All entries should be output exactly as they stand.

──────── THE DATA

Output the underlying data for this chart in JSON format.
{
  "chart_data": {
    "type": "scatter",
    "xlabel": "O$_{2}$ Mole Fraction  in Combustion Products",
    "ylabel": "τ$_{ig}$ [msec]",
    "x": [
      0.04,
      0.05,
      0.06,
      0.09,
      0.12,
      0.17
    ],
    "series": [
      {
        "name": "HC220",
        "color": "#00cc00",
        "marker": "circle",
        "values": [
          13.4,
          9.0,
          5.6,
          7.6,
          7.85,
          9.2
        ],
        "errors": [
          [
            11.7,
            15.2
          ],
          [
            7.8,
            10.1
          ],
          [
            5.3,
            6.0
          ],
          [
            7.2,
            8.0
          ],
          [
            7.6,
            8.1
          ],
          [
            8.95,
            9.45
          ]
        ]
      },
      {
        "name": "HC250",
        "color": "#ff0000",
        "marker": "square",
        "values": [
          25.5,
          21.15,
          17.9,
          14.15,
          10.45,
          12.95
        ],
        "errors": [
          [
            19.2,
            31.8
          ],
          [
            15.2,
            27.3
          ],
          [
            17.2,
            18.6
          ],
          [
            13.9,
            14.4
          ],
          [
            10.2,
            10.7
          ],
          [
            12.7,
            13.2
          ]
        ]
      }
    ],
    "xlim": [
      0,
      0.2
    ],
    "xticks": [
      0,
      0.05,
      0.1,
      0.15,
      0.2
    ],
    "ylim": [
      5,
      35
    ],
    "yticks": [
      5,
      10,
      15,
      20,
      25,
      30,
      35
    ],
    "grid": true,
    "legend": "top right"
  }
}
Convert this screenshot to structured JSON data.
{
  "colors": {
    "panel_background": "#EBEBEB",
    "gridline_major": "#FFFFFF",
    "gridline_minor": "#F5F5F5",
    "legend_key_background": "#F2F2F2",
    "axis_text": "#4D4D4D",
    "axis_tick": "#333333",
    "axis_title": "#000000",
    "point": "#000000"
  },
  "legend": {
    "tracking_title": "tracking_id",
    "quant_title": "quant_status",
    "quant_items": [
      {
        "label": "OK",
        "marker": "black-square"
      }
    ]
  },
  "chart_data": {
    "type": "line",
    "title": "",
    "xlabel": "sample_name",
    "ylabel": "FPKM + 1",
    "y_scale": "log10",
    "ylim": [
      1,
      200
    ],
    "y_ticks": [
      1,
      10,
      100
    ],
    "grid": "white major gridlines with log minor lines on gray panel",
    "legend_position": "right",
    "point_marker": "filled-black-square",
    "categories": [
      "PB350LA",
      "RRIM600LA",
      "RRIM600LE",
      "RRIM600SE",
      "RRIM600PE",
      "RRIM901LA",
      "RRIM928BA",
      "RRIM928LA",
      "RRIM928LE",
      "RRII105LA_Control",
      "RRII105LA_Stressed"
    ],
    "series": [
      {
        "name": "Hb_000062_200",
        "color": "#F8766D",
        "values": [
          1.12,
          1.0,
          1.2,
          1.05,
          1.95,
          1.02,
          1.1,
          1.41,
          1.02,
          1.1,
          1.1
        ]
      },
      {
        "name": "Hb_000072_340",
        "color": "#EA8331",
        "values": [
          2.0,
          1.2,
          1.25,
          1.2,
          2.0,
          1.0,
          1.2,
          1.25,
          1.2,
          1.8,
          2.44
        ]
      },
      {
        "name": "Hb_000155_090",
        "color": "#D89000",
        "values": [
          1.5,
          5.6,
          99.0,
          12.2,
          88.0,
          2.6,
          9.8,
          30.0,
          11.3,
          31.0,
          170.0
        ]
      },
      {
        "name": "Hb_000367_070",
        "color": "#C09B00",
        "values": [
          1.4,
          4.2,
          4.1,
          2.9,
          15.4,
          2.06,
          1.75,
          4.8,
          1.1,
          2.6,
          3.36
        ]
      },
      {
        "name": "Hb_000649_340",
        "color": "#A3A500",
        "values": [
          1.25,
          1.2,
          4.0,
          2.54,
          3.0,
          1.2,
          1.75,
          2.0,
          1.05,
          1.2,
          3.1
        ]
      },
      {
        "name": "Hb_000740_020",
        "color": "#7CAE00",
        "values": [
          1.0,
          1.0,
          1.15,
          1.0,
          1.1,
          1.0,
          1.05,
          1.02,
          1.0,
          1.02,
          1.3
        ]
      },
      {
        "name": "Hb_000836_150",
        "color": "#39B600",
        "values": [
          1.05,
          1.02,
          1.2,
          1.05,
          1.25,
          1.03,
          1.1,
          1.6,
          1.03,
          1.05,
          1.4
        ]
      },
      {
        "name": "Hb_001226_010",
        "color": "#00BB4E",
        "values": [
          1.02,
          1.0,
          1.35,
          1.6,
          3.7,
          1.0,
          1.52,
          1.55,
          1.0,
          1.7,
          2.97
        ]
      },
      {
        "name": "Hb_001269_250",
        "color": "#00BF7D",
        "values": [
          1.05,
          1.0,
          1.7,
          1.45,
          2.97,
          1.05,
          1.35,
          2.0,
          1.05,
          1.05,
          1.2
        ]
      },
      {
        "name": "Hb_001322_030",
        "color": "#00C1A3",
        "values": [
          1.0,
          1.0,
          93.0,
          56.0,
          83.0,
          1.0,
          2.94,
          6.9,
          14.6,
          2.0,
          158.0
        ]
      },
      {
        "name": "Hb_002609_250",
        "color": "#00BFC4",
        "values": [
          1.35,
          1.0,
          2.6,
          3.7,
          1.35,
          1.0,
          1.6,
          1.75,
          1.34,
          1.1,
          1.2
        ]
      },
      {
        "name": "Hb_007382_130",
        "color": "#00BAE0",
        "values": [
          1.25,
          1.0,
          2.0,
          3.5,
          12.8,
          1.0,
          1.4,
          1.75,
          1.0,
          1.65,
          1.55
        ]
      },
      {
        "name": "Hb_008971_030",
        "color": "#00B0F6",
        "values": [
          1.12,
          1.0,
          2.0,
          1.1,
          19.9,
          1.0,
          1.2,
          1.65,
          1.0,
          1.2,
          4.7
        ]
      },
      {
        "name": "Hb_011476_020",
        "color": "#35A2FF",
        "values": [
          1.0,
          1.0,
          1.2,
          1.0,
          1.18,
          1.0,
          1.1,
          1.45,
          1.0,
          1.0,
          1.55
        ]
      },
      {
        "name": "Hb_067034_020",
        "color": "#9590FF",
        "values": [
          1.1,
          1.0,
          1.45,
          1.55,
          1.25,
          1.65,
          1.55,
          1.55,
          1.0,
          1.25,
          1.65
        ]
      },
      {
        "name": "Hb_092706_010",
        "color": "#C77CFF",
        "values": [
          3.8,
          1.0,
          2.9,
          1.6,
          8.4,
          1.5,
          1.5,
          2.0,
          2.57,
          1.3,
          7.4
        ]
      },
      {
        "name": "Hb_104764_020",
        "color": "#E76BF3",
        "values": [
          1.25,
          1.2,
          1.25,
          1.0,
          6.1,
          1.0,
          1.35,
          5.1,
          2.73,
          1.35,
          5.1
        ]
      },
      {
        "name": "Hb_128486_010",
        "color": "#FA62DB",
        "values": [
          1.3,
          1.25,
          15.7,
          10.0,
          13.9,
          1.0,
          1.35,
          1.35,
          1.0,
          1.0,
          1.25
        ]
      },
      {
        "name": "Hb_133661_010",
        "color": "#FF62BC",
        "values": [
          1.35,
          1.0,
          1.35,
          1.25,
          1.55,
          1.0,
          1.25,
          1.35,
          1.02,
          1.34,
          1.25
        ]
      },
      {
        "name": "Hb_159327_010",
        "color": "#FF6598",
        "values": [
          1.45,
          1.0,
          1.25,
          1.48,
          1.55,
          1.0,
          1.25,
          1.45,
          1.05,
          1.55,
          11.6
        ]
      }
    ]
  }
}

────────────────

RESPONSE
Output the underlying data for this chart in JSON format.
{
  "chart_data": {
    "type": "scatter",
    "xlabel": "O$_{2}$ Mole Fraction  in Combustion Products",
    "ylabel": "τ$_{ig}$ [msec]",
    "x": [
      0.04,
      0.05,
      0.06,
      0.09,
      0.12,
      0.17
    ],
    "series": [
      {
        "name": "HC220",
        "color": "#00cc00",
        "marker": "circle",
        "values": [
          13.4,
          9.0,
          5.6,
          7.6,
          7.85,
          9.2
        ],
        "errors": [
          [
            11.7,
            15.2
          ],
          [
            7.8,
            10.1
          ],
          [
            5.3,
            6.0
          ],
          [
            7.2,
            8.0
          ],
          [
            7.6,
            8.1
          ],
          [
            8.95,
            9.45
          ]
        ]
      },
      {
        "name": "HC250",
        "color": "#ff0000",
        "marker": "square",
        "values": [
          25.5,
          21.15,
          17.9,
          14.15,
          10.45,
          12.95
        ],
        "errors": [
          [
            19.2,
            31.8
          ],
          [
            15.2,
            27.3
          ],
          [
            17.2,
            18.6
          ],
          [
            13.9,
            14.4
          ],
          [
            10.2,
            10.7
          ],
          [
            12.7,
            13.2
          ]
        ]
      }
    ],
    "xlim": [
      0,
      0.2
    ],
    "xticks": [
      0,
      0.05,
      0.1,
      0.15,
      0.2
    ],
    "ylim": [
      5,
      35
    ],
    "yticks": [
      5,
      10,
      15,
      20,
      25,
      30,
      35
    ],
    "grid": true,
    "legend": "top right"
  }
}
Convert this screenshot to structured JSON data.
{
  "colors": {
    "panel_background": "#EBEBEB",
    "gridline_major": "#FFFFFF",
    "gridline_minor": "#F5F5F5",
    "legend_key_background": "#F2F2F2",
    "axis_text": "#4D4D4D",
    "axis_tick": "#333333",
    "axis_title": "#000000",
    "point": "#000000"
  },
  "legend": {
    "tracking_title": "tracking_id",
    "quant_title": "quant_status",
    "quant_items": [
      {
        "label": "OK",
        "marker": "black-square"
      }
    ]
  },
  "chart_data": {
    "type": "line",
    "title": "",
    "xlabel": "sample_name",
    "ylabel": "FPKM + 1",
    "y_scale": "log10",
    "ylim": [
      1,
      200
    ],
    "y_ticks": [
      1,
      10,
      100
    ],
    "grid": "white major gridlines with log minor lines on gray panel",
    "legend_position": "right",
    "point_marker": "filled-black-square",
    "categories": [
      "PB350LA",
      "RRIM600LA",
      "RRIM600LE",
      "RRIM600SE",
      "RRIM600PE",
      "RRIM901LA",
      "RRIM928BA",
      "RRIM928LA",
      "RRIM928LE",
      "RRII105LA_Control",
      "RRII105LA_Stressed"
    ],
    "series": [
      {
        "name": "Hb_000062_200",
        "color": "#F8766D",
        "values": [
          1.12,
          1.0,
          1.2,
          1.05,
          1.95,
          1.02,
          1.1,
          1.41,
          1.02,
          1.1,
          1.1
        ]
      },
      {
        "name": "Hb_000072_340",
        "color": "#EA8331",
        "values": [
          2.0,
          1.2,
          1.25,
          1.2,
          2.0,
          1.0,
          1.2,
          1.25,
          1.2,
          1.8,
          2.44
        ]
      },
      {
        "name": "Hb_000155_090",
        "color": "#D89000",
        "values": [
          1.5,
          5.6,
          99.0,
          12.2,
          88.0,
          2.6,
          9.8,
          30.0,
          11.3,
          31.0,
          170.0
        ]
      },
      {
        "name": "Hb_000367_070",
        "color": "#C09B00",
        "values": [
          1.4,
          4.2,
          4.1,
          2.9,
          15.4,
          2.06,
          1.75,
          4.8,
          1.1,
          2.6,
          3.36
        ]
      },
      {
        "name": "Hb_000649_340",
        "color": "#A3A500",
        "values": [
          1.25,
          1.2,
          4.0,
          2.54,
          3.0,
          1.2,
          1.75,
          2.0,
          1.05,
          1.2,
          3.1
        ]
      },
      {
        "name": "Hb_000740_020",
        "color": "#7CAE00",
        "values": [
          1.0,
          1.0,
          1.15,
          1.0,
          1.1,
          1.0,
          1.05,
          1.02,
          1.0,
          1.02,
          1.3
        ]
      },
      {
        "name": "Hb_000836_150",
        "color": "#39B600",
        "values": [
          1.05,
          1.02,
          1.2,
          1.05,
          1.25,
          1.03,
          1.1,
          1.6,
          1.03,
          1.05,
          1.4
        ]
      },
      {
        "name": "Hb_001226_010",
        "color": "#00BB4E",
        "values": [
          1.02,
          1.0,
          1.35,
          1.6,
          3.7,
          1.0,
          1.52,
          1.55,
          1.0,
          1.7,
          2.97
        ]
      },
      {
        "name": "Hb_001269_250",
        "color": "#00BF7D",
        "values": [
          1.05,
          1.0,
          1.7,
          1.45,
          2.97,
          1.05,
          1.35,
          2.0,
          1.05,
          1.05,
          1.2
        ]
      },
      {
        "name": "Hb_001322_030",
        "color": "#00C1A3",
        "values": [
          1.0,
          1.0,
          93.0,
          56.0,
          83.0,
          1.0,
          2.94,
          6.9,
          14.6,
          2.0,
          158.0
        ]
      },
      {
        "name": "Hb_002609_250",
        "color": "#00BFC4",
        "values": [
          1.35,
          1.0,
          2.6,
          3.7,
          1.35,
          1.0,
          1.6,
          1.75,
          1.34,
          1.1,
          1.2
        ]
      },
      {
        "name": "Hb_007382_130",
        "color": "#00BAE0",
        "values": [
          1.25,
          1.0,
          2.0,
          3.5,
          12.8,
          1.0,
          1.4,
          1.75,
          1.0,
          1.65,
          1.55
        ]
      },
      {
        "name": "Hb_008971_030",
        "color": "#00B0F6",
        "values": [
          1.12,
          1.0,
          2.0,
          1.1,
          19.9,
          1.0,
          1.2,
          1.65,
          1.0,
          1.2,
          4.7
        ]
      },
      {
        "name": "Hb_011476_020",
        "color": "#35A2FF",
        "values": [
          1.0,
          1.0,
          1.2,
          1.0,
          1.18,
          1.0,
          1.1,
          1.45,
          1.0,
          1.0,
          1.55
        ]
      },
      {
        "name": "Hb_067034_020",
        "color": "#9590FF",
        "values": [
          1.1,
          1.0,
          1.45,
          1.55,
          1.25,
          1.65,
          1.55,
          1.55,
          1.0,
          1.25,
          1.65
        ]
      },
      {
        "name": "Hb_092706_010",
        "color": "#C77CFF",
        "values": [
          3.8,
          1.0,
          2.9,
          1.6,
          8.4,
          1.5,
          1.5,
          2.0,
          2.57,
          1.3,
          7.4
        ]
      },
      {
        "name": "Hb_104764_020",
        "color": "#E76BF3",
        "values": [
          1.25,
          1.2,
          1.25,
          1.0,
          6.1,
          1.0,
          1.35,
          5.1,
          2.73,
          1.35,
          5.1
        ]
      },
      {
        "name": "Hb_128486_010",
        "color": "#FA62DB",
        "values": [
          1.3,
          1.25,
          15.7,
          10.0,
          13.9,
          1.0,
          1.35,
          1.35,
          1.0,
          1.0,
          1.25
        ]
      },
      {
        "name": "Hb_133661_010",
        "color": "#FF62BC",
        "values": [
          1.35,
          1.0,
          1.35,
          1.25,
          1.55,
          1.0,
          1.25,
          1.35,
          1.02,
          1.34,
          1.25
        ]
      },
      {
        "name": "Hb_159327_010",
        "color": "#FF6598",
        "values": [
          1.45,
          1.0,
          1.25,
          1.48,
          1.55,
          1.0,
          1.25,
          1.45,
          1.05,
          1.55,
          11.6
        ]
      }
    ]
  }
}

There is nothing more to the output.